*EXERCISE OBJECTIVE*. Set out every line of the entries below as a numbered list, leaving out blank lines and any pictures.

(Data records)
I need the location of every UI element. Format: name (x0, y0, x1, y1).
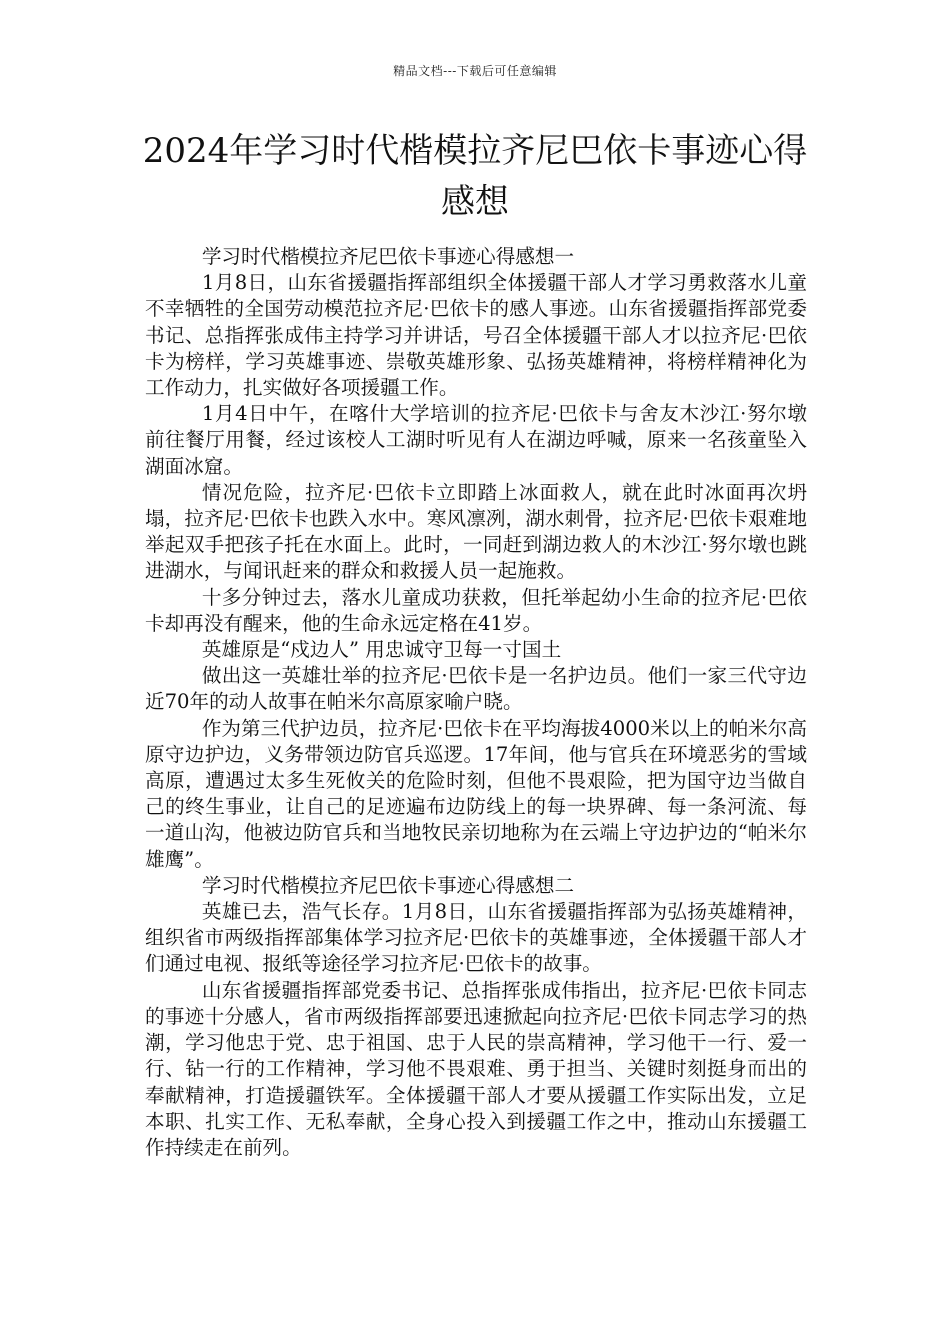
section-heading-two: 学习时代楷模拉齐尼巴依卡事迹心得感想二 (201, 873, 575, 897)
subheading: 英雄原是“戍边人” 用忠诚守卫每一寸国土 (201, 638, 562, 662)
document-title: 2024年学习时代楷模拉齐尼巴依卡事迹心得感想 (142, 131, 808, 222)
body-paragraph: 1月8日，山东省援疆指挥部组织全体援疆干部人才学习勇救落水儿童不幸牺牲的全国劳动模范拉齐尼·巴依卡的感人事迹。山东省援疆指挥部党委书记、总指挥张成伟主持学习并讲话，号召全体援疆干部人才以拉齐尼·巴依卡为榜样，学习英雄事迹、崇敬英雄形象、弘扬英雄精神，将榜样精神化为工作动力，扎实做好各项援疆工作。 (145, 271, 807, 400)
body-paragraph: 十多分钟过去，落水儿童成功获救，但托举起幼小生命的拉齐尼·巴依卡却再没有醒来，他的生命永远定格在41岁。 (145, 585, 807, 635)
section-heading-one: 学习时代楷模拉齐尼巴依卡事迹心得感想一 (201, 245, 575, 268)
page-header: 精品文档---下载后可任意编辑 (393, 64, 557, 78)
body-paragraph: 作为第三代护边员，拉齐尼·巴依卡在平均海拔4000米以上的帕米尔高原守边护边，义务带领边防官兵巡逻。17年间，他与官兵在环境恶劣的雪域高原，遭遇过太多生死攸关的危险时刻，但他不畏艰险，把为国守边当做自己的终生事业，让自己的足迹遍布边防线上的每一块界碑、每一条河流、每一道山沟，他被边防官兵和当地牧民亲切地称为在云端上守边护边的“帕米尔雄鹰”。 (145, 716, 807, 871)
body-paragraph: 山东省援疆指挥部党委书记、总指挥张成伟指出，拉齐尼·巴依卡同志的事迹十分感人，省市两级指挥部要迅速掀起向拉齐尼·巴依卡同志学习的热潮，学习他忠于党、忠于祖国、忠于人民的崇高精神，学习他干一行、爱一行、钻一行的工作精神，学习他不畏艰难、勇于担当、关键时刻挺身而出的奉献精神，打造援疆铁军。全体援疆干部人才要从援疆工作实际出发，立足本职、扎实工作、无私奉献，全身心投入到援疆工作之中，推动山东援疆工作持续走在前列。 (145, 978, 807, 1159)
body-paragraph: 情况危险，拉齐尼·巴依卡立即踏上冰面救人，就在此时冰面再次坍塌，拉齐尼·巴依卡也跌入水中。寒风凛冽，湖水刺骨，拉齐尼·巴依卡艰难地举起双手把孩子托在水面上。此时，一同赶到湖边救人的木沙江·努尔墩也跳进湖水，与闻讯赶来的群众和救援人员一起施救。 (145, 480, 807, 583)
body-paragraph: 做出这一英雄壮举的拉齐尼·巴依卡是一名护边员。他们一家三代守边近70年的动人故事在帕米尔高原家喻户晓。 (145, 664, 807, 714)
body-paragraph: 英雄已去，浩气长存。1月8日，山东省援疆指挥部为弘扬英雄精神，组织省市两级指挥部集体学习拉齐尼·巴依卡的英雄事迹，全体援疆干部人才们通过电视、报纸等途径学习拉齐尼·巴依卡的故事。 (145, 900, 807, 976)
body-paragraph: 1月4日中午，在喀什大学培训的拉齐尼·巴依卡与舍友木沙江·努尔墩前往餐厅用餐，经过该校人工湖时听见有人在湖边呼喊，原来一名孩童坠入湖面冰窟。 (145, 402, 807, 478)
document-body (145, 244, 807, 1161)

*THE COMPLETED TASK*.
1. I need the location of every UI element. Format: name (x0, y0, x1, y1).
2. section-heading-two: 学习时代楷模拉齐尼巴依卡事迹心得感想二 (201, 873, 575, 897)
3. subheading: 英雄原是“戍边人” 用忠诚守卫每一寸国土 (201, 638, 562, 662)
4. document-title: 2024年学习时代楷模拉齐尼巴依卡事迹心得感想 (142, 131, 808, 222)
5. body-paragraph: 1月8日，山东省援疆指挥部组织全体援疆干部人才学习勇救落水儿童不幸牺牲的全国劳动模范拉齐尼·巴依卡的感人事迹。山东省援疆指挥部党委书记、总指挥张成伟主持学习并讲话，号召全体援疆干部人才以拉齐尼·巴依卡为榜样，学习英雄事迹、崇敬英雄形象、弘扬英雄精神，将榜样精神化为工作动力，扎实做好各项援疆工作。 (145, 271, 807, 400)
6. body-paragraph: 十多分钟过去，落水儿童成功获救，但托举起幼小生命的拉齐尼·巴依卡却再没有醒来，他的生命永远定格在41岁。 (145, 585, 807, 635)
7. section-heading-one: 学习时代楷模拉齐尼巴依卡事迹心得感想一 (201, 245, 575, 268)
8. page-header: 精品文档---下载后可任意编辑 (393, 64, 557, 78)
9. body-paragraph: 作为第三代护边员，拉齐尼·巴依卡在平均海拔4000米以上的帕米尔高原守边护边，义务带领边防官兵巡逻。17年间，他与官兵在环境恶劣的雪域高原，遭遇过太多生死攸关的危险时刻，但他不畏艰险，把为国守边当做自己的终生事业，让自己的足迹遍布边防线上的每一块界碑、每一条河流、每一道山沟，他被边防官兵和当地牧民亲切地称为在云端上守边护边的“帕米尔雄鹰”。 (145, 716, 807, 871)
10. body-paragraph: 山东省援疆指挥部党委书记、总指挥张成伟指出，拉齐尼·巴依卡同志的事迹十分感人，省市两级指挥部要迅速掀起向拉齐尼·巴依卡同志学习的热潮，学习他忠于党、忠于祖国、忠于人民的崇高精神，学习他干一行、爱一行、钻一行的工作精神，学习他不畏艰难、勇于担当、关键时刻挺身而出的奉献精神，打造援疆铁军。全体援疆干部人才要从援疆工作实际出发，立足本职、扎实工作、无私奉献，全身心投入到援疆工作之中，推动山东援疆工作持续走在前列。 (145, 978, 807, 1159)
11. body-paragraph: 情况危险，拉齐尼·巴依卡立即踏上冰面救人，就在此时冰面再次坍塌，拉齐尼·巴依卡也跌入水中。寒风凛冽，湖水刺骨，拉齐尼·巴依卡艰难地举起双手把孩子托在水面上。此时，一同赶到湖边救人的木沙江·努尔墩也跳进湖水，与闻讯赶来的群众和救援人员一起施救。 (145, 480, 807, 583)
12. body-paragraph: 做出这一英雄壮举的拉齐尼·巴依卡是一名护边员。他们一家三代守边近70年的动人故事在帕米尔高原家喻户晓。 (145, 664, 807, 714)
13. body-paragraph: 英雄已去，浩气长存。1月8日，山东省援疆指挥部为弘扬英雄精神，组织省市两级指挥部集体学习拉齐尼·巴依卡的英雄事迹，全体援疆干部人才们通过电视、报纸等途径学习拉齐尼·巴依卡的故事。 (145, 900, 807, 976)
14. body-paragraph: 1月4日中午，在喀什大学培训的拉齐尼·巴依卡与舍友木沙江·努尔墩前往餐厅用餐，经过该校人工湖时听见有人在湖边呼喊，原来一名孩童坠入湖面冰窟。 (145, 402, 807, 478)
15. document-body (145, 244, 807, 1161)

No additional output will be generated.